(Items listed in a dataset)
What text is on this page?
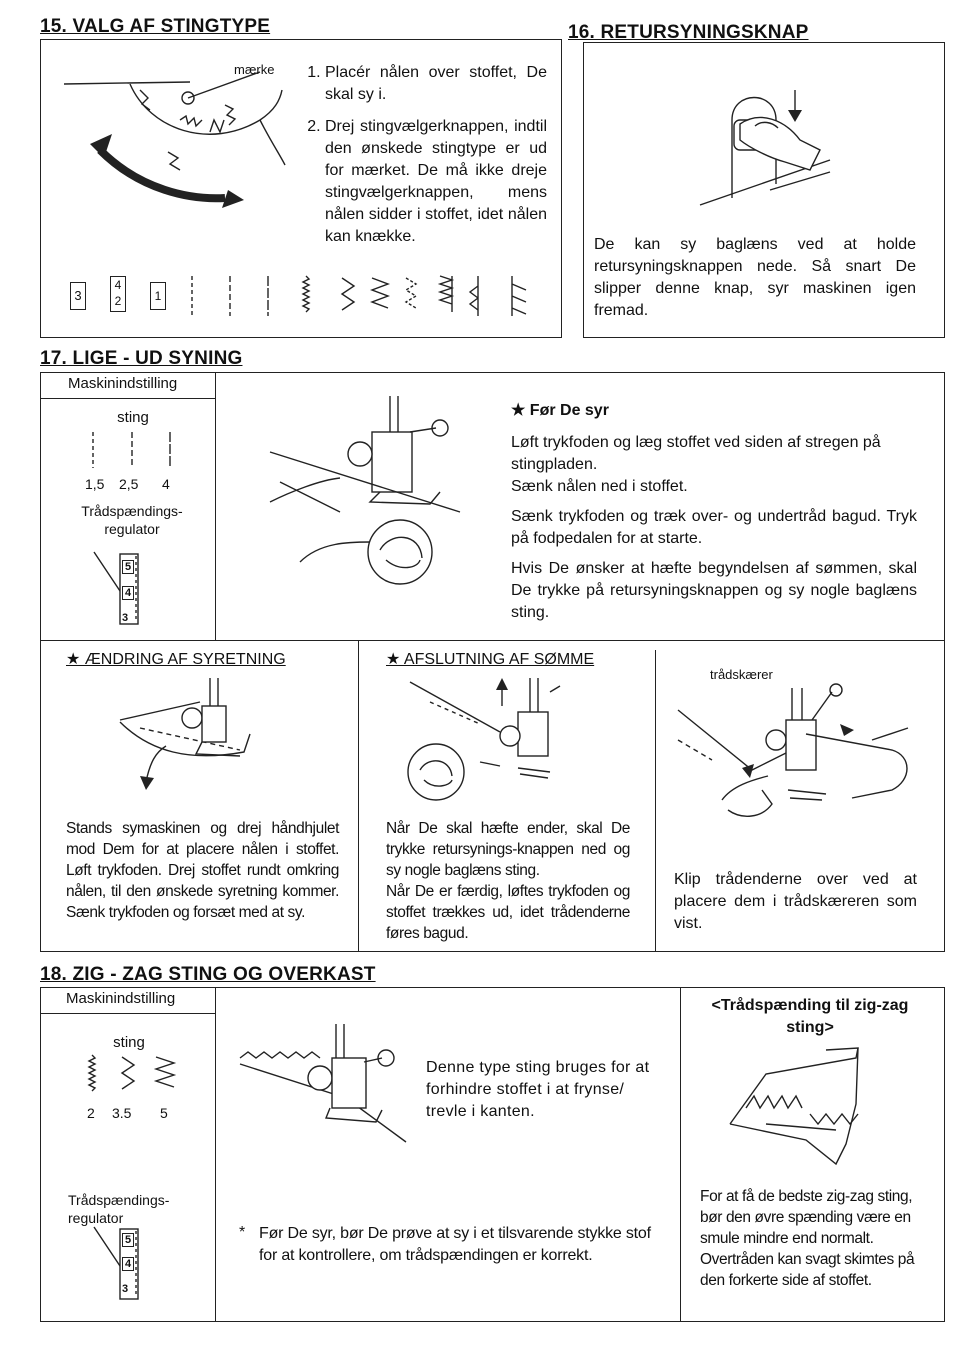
15. VALG AF STINGTYPE
mærke
1.	Placér nålen over stoffet, De skal sy i.
2. Drej stingvælgerknappen, indtil den ønskede stingtype er ud for mærket. De må ikke dreje stingvælgerknappen, mens nålen sidder i stoffet, idet nålen kan knække.
3
4
2	1
16. RETURSYNINGSKNAP
De kan sy baglæns ved at holde retursyningsknappen nede. Så snart De slipper denne knap, syr maskinen igen fremad.
17. LIGE - UD SYNING
Maskinindstilling
sting
1,5 2,5 4
Trådspændings-
regulator
5
4
3
★ Før De syr

Løft trykfoden og læg stoffet ved siden af stregen på stingpladen.
Sænk nålen ned i stoffet.

Sænk trykfoden og træk over- og undertråd bagud. Tryk på fodpedalen for at starte.

Hvis De ønsker at hæfte begyndelsen af sømmen, skal De trykke på retursyningsknappen og sy nogle baglæns sting.

★ ÆNDRING AF SYRETNING
Stands symaskinen og drej håndhjulet mod Dem for at placere nålen i stoffet. Løft trykfoden. Drej stoffet rundt omkring nålen, til den ønskede syretning kommer. Sænk trykfoden og forsæt med at sy.
★ AFSLUTNING AF SØMME
Når De skal hæfte ender, skal De trykke retursynings-knappen ned og sy nogle baglæns sting.
Når De er færdig, løftes trykfoden og stoffet trækkes ud, idet trådenderne føres bagud.
trådskærer
Klip trådenderne over ved at placere dem i trådskæreren som vist.
18. ZIG - ZAG STING OG OVERKAST
Maskinindstilling
sting
2 3.5 5
Trådspændings-
regulator
5
4
3
Denne type sting bruges for at forhindre stoffet i at frynse/ trevle i kanten.
* Før De syr, bør De prøve at sy i et tilsvarende stykke stof for at kontrollere, om trådspændingen er korrekt.
<Trådspænding til zig-zag sting>
For at få de bedste zig-zag sting, bør den øvre spænding være en smule mindre end normalt. Overtråden kan svagt skimtes på den forkerte side af stoffet.
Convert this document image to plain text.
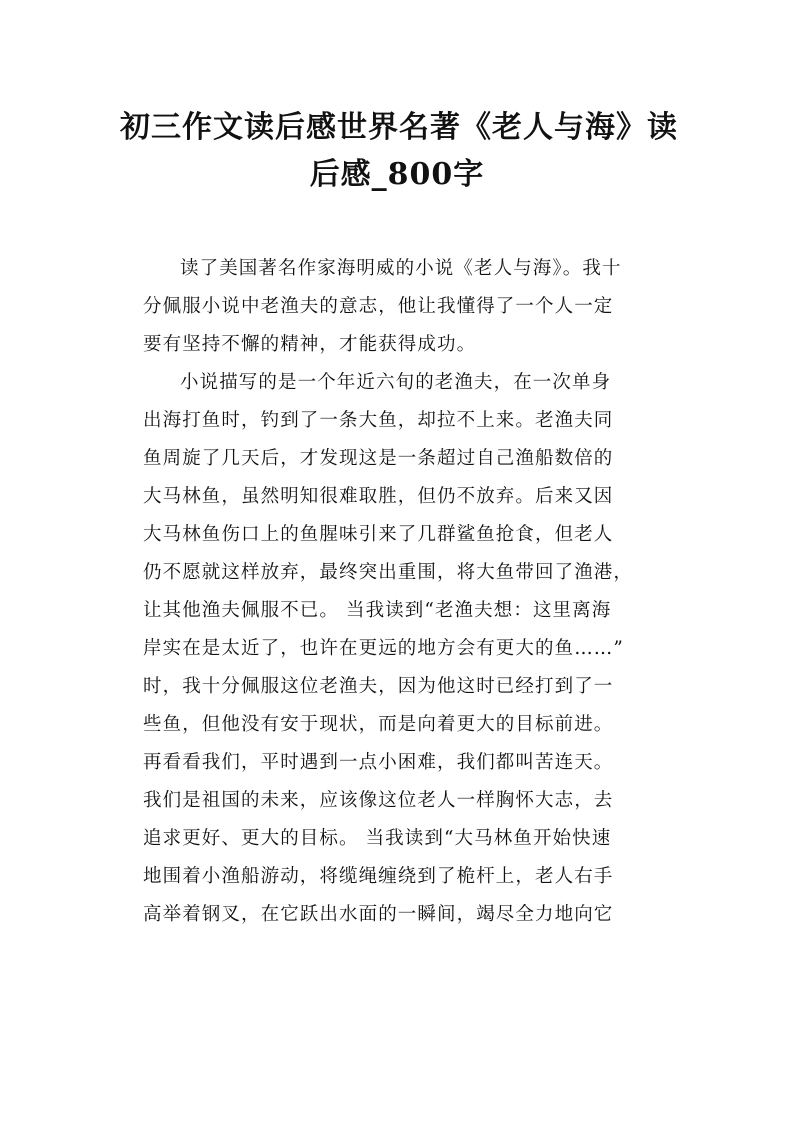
初三作文读后感世界名著《老人与海》读
后感_800字
读了美国著名作家海明威的小说《老人与海》。我十
分佩服小说中老渔夫的意志，他让我懂得了一个人一定
要有坚持不懈的精神，才能获得成功。
小说描写的是一个年近六旬的老渔夫，在一次单身
出海打鱼时，钓到了一条大鱼，却拉不上来。老渔夫同
鱼周旋了几天后，才发现这是一条超过自己渔船数倍的
大马林鱼，虽然明知很难取胜，但仍不放弃。后来又因
大马林鱼伤口上的鱼腥味引来了几群鲨鱼抢食，但老人
仍不愿就这样放弃，最终突出重围，将大鱼带回了渔港，
让其他渔夫佩服不已。 当我读到“老渔夫想：这里离海
岸实在是太近了，也许在更远的地方会有更大的鱼……”
时，我十分佩服这位老渔夫，因为他这时已经打到了一
些鱼，但他没有安于现状，而是向着更大的目标前进。
再看看我们，平时遇到一点小困难，我们都叫苦连天。
我们是祖国的未来，应该像这位老人一样胸怀大志，去
追求更好、更大的目标。 当我读到“大马林鱼开始快速
地围着小渔船游动，将缆绳缠绕到了桅杆上，老人右手
高举着钢叉，在它跃出水面的一瞬间，竭尽全力地向它
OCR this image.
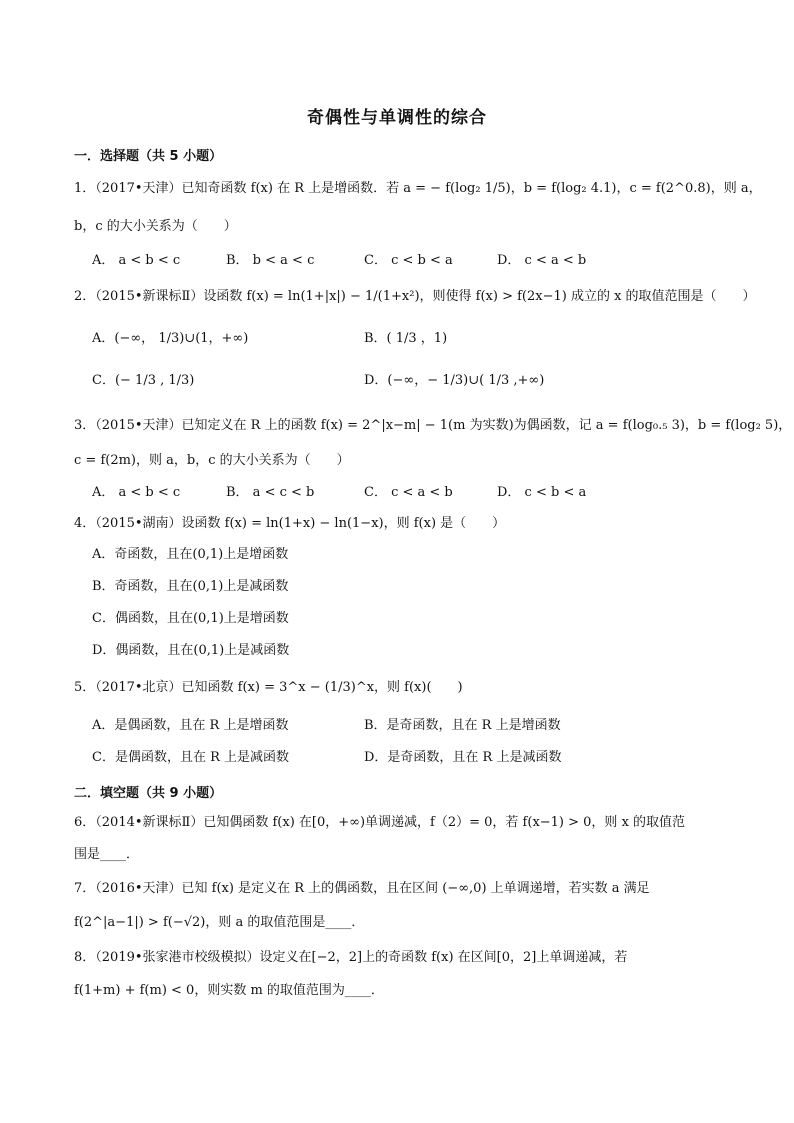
奇偶性与单调性的综合
一．选择题（共 5 小题）
1．（2017•天津）已知奇函数 f(x) 在 R 上是增函数．若 a = − f(log₂ 1/5)，b = f(log₂ 4.1)，c = f(2^0.8)，则 a，
b，c 的大小关系为（　　）
A． a < b < c	B． b < a < c	C． c < b < a	D． c < a < b
2．（2015•新课标Ⅱ）设函数 f(x) = ln(1+|x|) − 1/(1+x²)，则使得 f(x) > f(2x−1) 成立的 x 的取值范围是（　　）
A．(−∞， 1/3)∪(1，+∞)	B．( 1/3 ，1)
C．(− 1/3 , 1/3)	D．(−∞，− 1/3)∪( 1/3 ,+∞)
3．（2015•天津）已知定义在 R 上的函数 f(x) = 2^|x−m| − 1(m 为实数)为偶函数，记 a = f(log₀.₅ 3)，b = f(log₂ 5)，
c = f(2m)，则 a，b，c 的大小关系为（　　）
A． a < b < c	B． a < c < b	C． c < a < b	D． c < b < a
4．（2015•湖南）设函数 f(x) = ln(1+x) − ln(1−x)，则 f(x) 是（　　）
A．奇函数，且在(0,1)上是增函数
B．奇函数，且在(0,1)上是减函数
C．偶函数，且在(0,1)上是增函数
D．偶函数，且在(0,1)上是减函数
5．（2017•北京）已知函数 f(x) = 3^x − (1/3)^x，则 f(x)(　　)
A．是偶函数，且在 R 上是增函数	B．是奇函数，且在 R 上是增函数
C．是偶函数，且在 R 上是减函数	D．是奇函数，且在 R 上是减函数
二．填空题（共 9 小题）
6．（2014•新课标Ⅱ）已知偶函数 f(x) 在[0，+∞)单调递减，f（2）= 0，若 f(x−1) > 0，则 x 的取值范
围是____．
7．（2016•天津）已知 f(x) 是定义在 R 上的偶函数，且在区间 (−∞,0) 上单调递增，若实数 a 满足
f(2^|a−1|) > f(−√2)，则 a 的取值范围是____．
8．（2019•张家港市校级模拟）设定义在[−2，2]上的奇函数 f(x) 在区间[0，2]上单调递减，若
f(1+m) + f(m) < 0，则实数 m 的取值范围为____．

• **What needs to be done**: Exactly reproduce each record, leaving out any pictures.

• **Worked solution**:
What text is on this page?
15. VALG AF STINGTYPE
mærke
1.	Placér nålen over stoffet, De skal sy i.
2. Drej stingvælgerknappen, indtil den ønskede stingtype er ud for mærket. De må ikke dreje stingvælgerknappen, mens nålen sidder i stoffet, idet nålen kan knække.
3
4
2	1
16. RETURSYNINGSKNAP
De kan sy baglæns ved at holde retursyningsknappen nede. Så snart De slipper denne knap, syr maskinen igen fremad.
17. LIGE - UD SYNING
Maskinindstilling
sting
1,5 2,5 4
Trådspændings-
regulator
5
4
3
★ Før De syr

Løft trykfoden og læg stoffet ved siden af stregen på stingpladen.
Sænk nålen ned i stoffet.

Sænk trykfoden og træk over- og undertråd bagud. Tryk på fodpedalen for at starte.

Hvis De ønsker at hæfte begyndelsen af sømmen, skal De trykke på retursyningsknappen og sy nogle baglæns sting.

★ ÆNDRING AF SYRETNING
Stands symaskinen og drej håndhjulet mod Dem for at placere nålen i stoffet. Løft trykfoden. Drej stoffet rundt omkring nålen, til den ønskede syretning kommer. Sænk trykfoden og forsæt med at sy.
★ AFSLUTNING AF SØMME
Når De skal hæfte ender, skal De trykke retursynings-knappen ned og sy nogle baglæns sting.
Når De er færdig, løftes trykfoden og stoffet trækkes ud, idet trådenderne føres bagud.
trådskærer
Klip trådenderne over ved at placere dem i trådskæreren som vist.
18. ZIG - ZAG STING OG OVERKAST
Maskinindstilling
sting
2 3.5 5
Trådspændings-
regulator
5
4
3
Denne type sting bruges for at forhindre stoffet i at frynse/ trevle i kanten.
* Før De syr, bør De prøve at sy i et tilsvarende stykke stof for at kontrollere, om trådspændingen er korrekt.
<Trådspænding til zig-zag sting>
For at få de bedste zig-zag sting, bør den øvre spænding være en smule mindre end normalt. Overtråden kan svagt skimtes på den forkerte side af stoffet.
Convert this document image to plain text.
初三作文读后感世界名著《老人与海》读
后感_800字
读了美国著名作家海明威的小说《老人与海》。我十
分佩服小说中老渔夫的意志，他让我懂得了一个人一定
要有坚持不懈的精神，才能获得成功。
小说描写的是一个年近六旬的老渔夫，在一次单身
出海打鱼时，钓到了一条大鱼，却拉不上来。老渔夫同
鱼周旋了几天后，才发现这是一条超过自己渔船数倍的
大马林鱼，虽然明知很难取胜，但仍不放弃。后来又因
大马林鱼伤口上的鱼腥味引来了几群鲨鱼抢食，但老人
仍不愿就这样放弃，最终突出重围，将大鱼带回了渔港，
让其他渔夫佩服不已。 当我读到“老渔夫想：这里离海
岸实在是太近了，也许在更远的地方会有更大的鱼……”
时，我十分佩服这位老渔夫，因为他这时已经打到了一
些鱼，但他没有安于现状，而是向着更大的目标前进。
再看看我们，平时遇到一点小困难，我们都叫苦连天。
我们是祖国的未来，应该像这位老人一样胸怀大志，去
追求更好、更大的目标。 当我读到“大马林鱼开始快速
地围着小渔船游动，将缆绳缠绕到了桅杆上，老人右手
高举着钢叉，在它跃出水面的一瞬间，竭尽全力地向它
OCR this image.
奇偶性与单调性的综合
一．选择题（共 5 小题）
1．（2017•天津）已知奇函数 f(x) 在 R 上是增函数．若 a = − f(log₂ 1/5)，b = f(log₂ 4.1)，c = f(2^0.8)，则 a，
b，c 的大小关系为（　　）
A． a < b < c	B． b < a < c	C． c < b < a	D． c < a < b
2．（2015•新课标Ⅱ）设函数 f(x) = ln(1+|x|) − 1/(1+x²)，则使得 f(x) > f(2x−1) 成立的 x 的取值范围是（　　）
A．(−∞， 1/3)∪(1，+∞)	B．( 1/3 ，1)
C．(− 1/3 , 1/3)	D．(−∞，− 1/3)∪( 1/3 ,+∞)
3．（2015•天津）已知定义在 R 上的函数 f(x) = 2^|x−m| − 1(m 为实数)为偶函数，记 a = f(log₀.₅ 3)，b = f(log₂ 5)，
c = f(2m)，则 a，b，c 的大小关系为（　　）
A． a < b < c	B． a < c < b	C． c < a < b	D． c < b < a
4．（2015•湖南）设函数 f(x) = ln(1+x) − ln(1−x)，则 f(x) 是（　　）
A．奇函数，且在(0,1)上是增函数
B．奇函数，且在(0,1)上是减函数
C．偶函数，且在(0,1)上是增函数
D．偶函数，且在(0,1)上是减函数
5．（2017•北京）已知函数 f(x) = 3^x − (1/3)^x，则 f(x)(　　)
A．是偶函数，且在 R 上是增函数	B．是奇函数，且在 R 上是增函数
C．是偶函数，且在 R 上是减函数	D．是奇函数，且在 R 上是减函数
二．填空题（共 9 小题）
6．（2014•新课标Ⅱ）已知偶函数 f(x) 在[0，+∞)单调递减，f（2）= 0，若 f(x−1) > 0，则 x 的取值范
围是____．
7．（2016•天津）已知 f(x) 是定义在 R 上的偶函数，且在区间 (−∞,0) 上单调递增，若实数 a 满足
f(2^|a−1|) > f(−√2)，则 a 的取值范围是____．
8．（2019•张家港市校级模拟）设定义在[−2，2]上的奇函数 f(x) 在区间[0，2]上单调递减，若
f(1+m) + f(m) < 0，则实数 m 的取值范围为____．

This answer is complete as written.